▶ _EXERCISE PROMPT_: State the number of lines in these records holding "phương". Say nothing more.
+---+
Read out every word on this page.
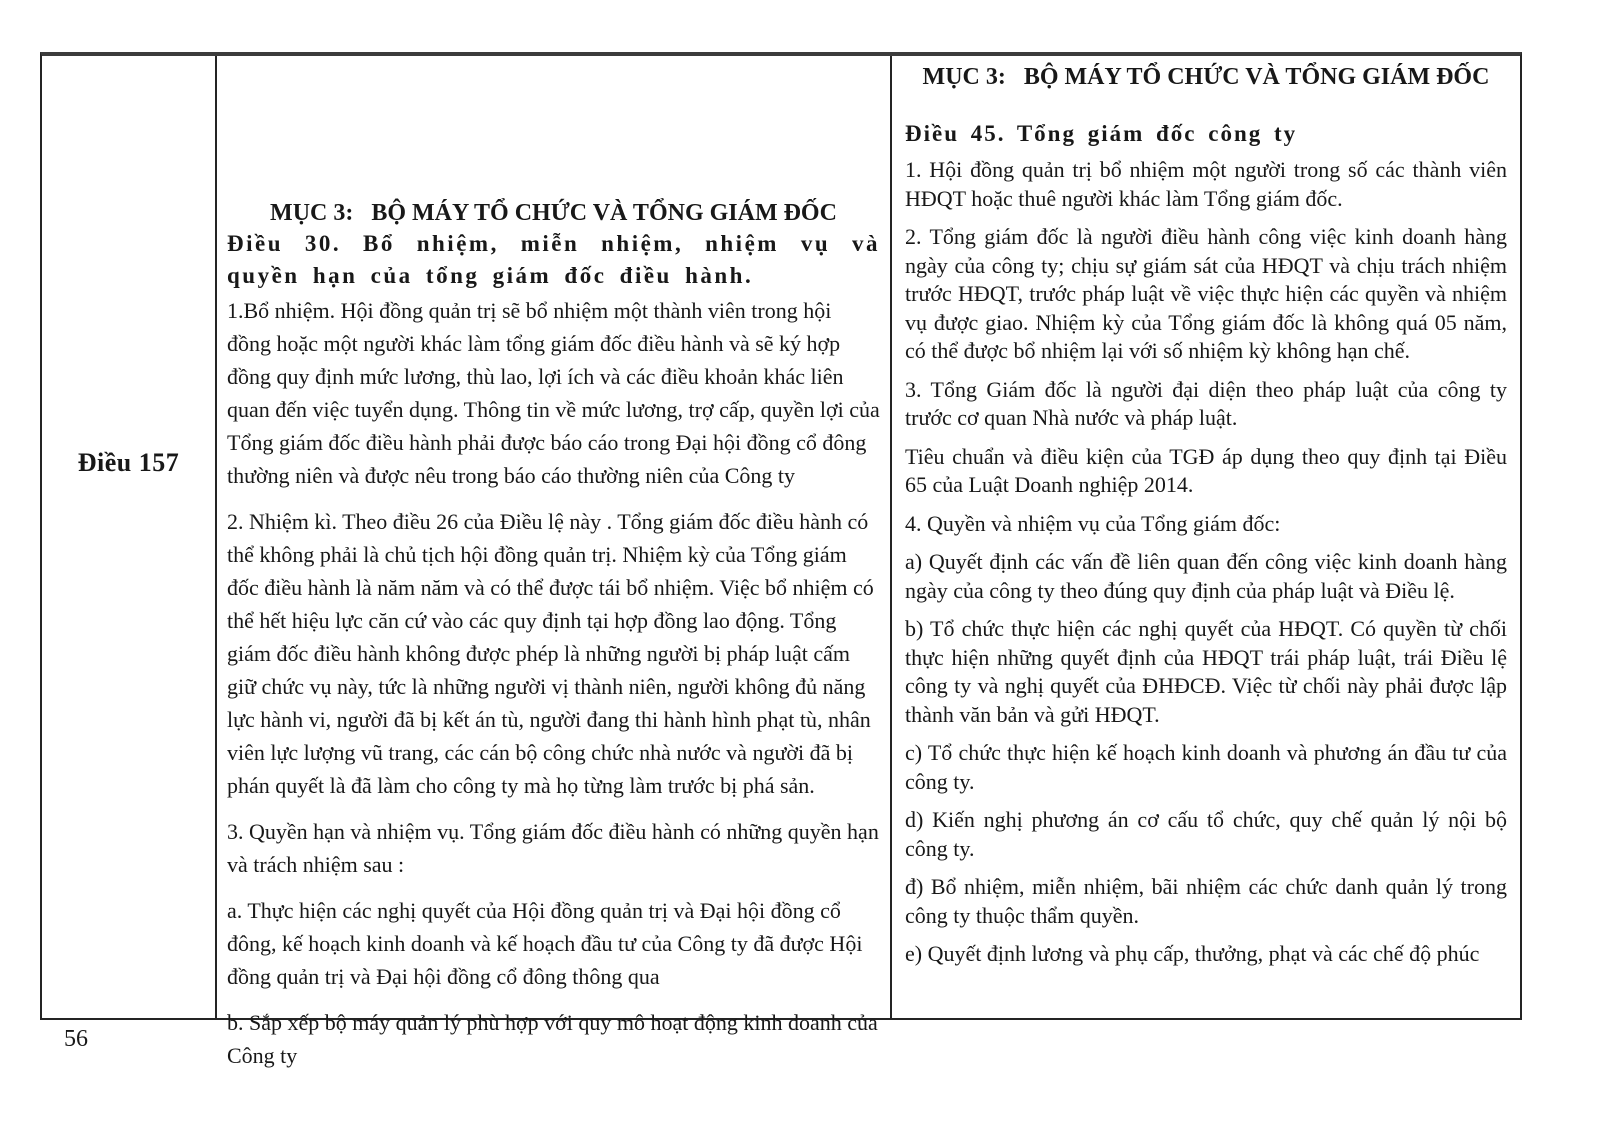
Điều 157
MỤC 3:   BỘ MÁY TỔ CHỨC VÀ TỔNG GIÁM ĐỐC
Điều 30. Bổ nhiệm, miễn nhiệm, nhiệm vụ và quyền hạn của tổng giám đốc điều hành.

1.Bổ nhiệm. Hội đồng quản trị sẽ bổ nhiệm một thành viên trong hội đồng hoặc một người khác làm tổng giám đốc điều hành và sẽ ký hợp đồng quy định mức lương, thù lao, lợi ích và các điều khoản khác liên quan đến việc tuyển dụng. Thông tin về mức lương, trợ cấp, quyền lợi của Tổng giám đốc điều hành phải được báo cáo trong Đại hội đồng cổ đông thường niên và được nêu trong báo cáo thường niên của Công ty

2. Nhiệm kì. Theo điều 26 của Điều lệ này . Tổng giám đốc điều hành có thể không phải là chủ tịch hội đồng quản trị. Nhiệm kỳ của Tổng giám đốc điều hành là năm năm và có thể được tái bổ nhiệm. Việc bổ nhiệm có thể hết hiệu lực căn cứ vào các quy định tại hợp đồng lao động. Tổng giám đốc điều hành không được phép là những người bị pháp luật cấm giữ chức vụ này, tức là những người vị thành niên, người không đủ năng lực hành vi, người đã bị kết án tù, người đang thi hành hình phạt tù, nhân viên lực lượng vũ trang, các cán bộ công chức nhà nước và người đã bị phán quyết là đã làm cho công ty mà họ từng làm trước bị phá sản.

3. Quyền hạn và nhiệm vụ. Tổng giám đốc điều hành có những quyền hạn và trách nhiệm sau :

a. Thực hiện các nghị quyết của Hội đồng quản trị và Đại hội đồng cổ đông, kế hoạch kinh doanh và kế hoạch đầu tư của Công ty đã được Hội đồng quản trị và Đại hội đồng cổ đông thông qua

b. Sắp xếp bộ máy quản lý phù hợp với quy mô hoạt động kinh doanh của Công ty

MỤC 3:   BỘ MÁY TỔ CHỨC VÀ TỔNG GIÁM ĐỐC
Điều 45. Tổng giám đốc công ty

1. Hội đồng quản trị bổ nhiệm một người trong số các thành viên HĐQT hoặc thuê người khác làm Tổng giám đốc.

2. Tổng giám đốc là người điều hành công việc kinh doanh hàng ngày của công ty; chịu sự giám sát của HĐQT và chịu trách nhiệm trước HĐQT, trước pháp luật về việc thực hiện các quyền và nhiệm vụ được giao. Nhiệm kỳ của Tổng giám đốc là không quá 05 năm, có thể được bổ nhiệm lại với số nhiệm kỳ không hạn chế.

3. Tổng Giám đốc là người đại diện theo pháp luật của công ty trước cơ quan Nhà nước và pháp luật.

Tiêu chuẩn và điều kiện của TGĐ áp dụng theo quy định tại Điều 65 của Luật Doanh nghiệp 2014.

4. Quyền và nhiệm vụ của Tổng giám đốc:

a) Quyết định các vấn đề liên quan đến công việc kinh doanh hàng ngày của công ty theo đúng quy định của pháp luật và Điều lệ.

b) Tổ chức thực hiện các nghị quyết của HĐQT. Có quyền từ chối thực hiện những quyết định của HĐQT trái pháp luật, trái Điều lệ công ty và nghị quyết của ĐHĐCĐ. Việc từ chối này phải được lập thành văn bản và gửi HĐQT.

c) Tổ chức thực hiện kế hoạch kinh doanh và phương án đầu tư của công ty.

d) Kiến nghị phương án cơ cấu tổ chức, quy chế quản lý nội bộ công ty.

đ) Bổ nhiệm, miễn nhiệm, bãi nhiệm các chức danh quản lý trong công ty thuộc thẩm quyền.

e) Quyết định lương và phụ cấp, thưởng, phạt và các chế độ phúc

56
+---+
▶ _FULL SOLUTION_: 2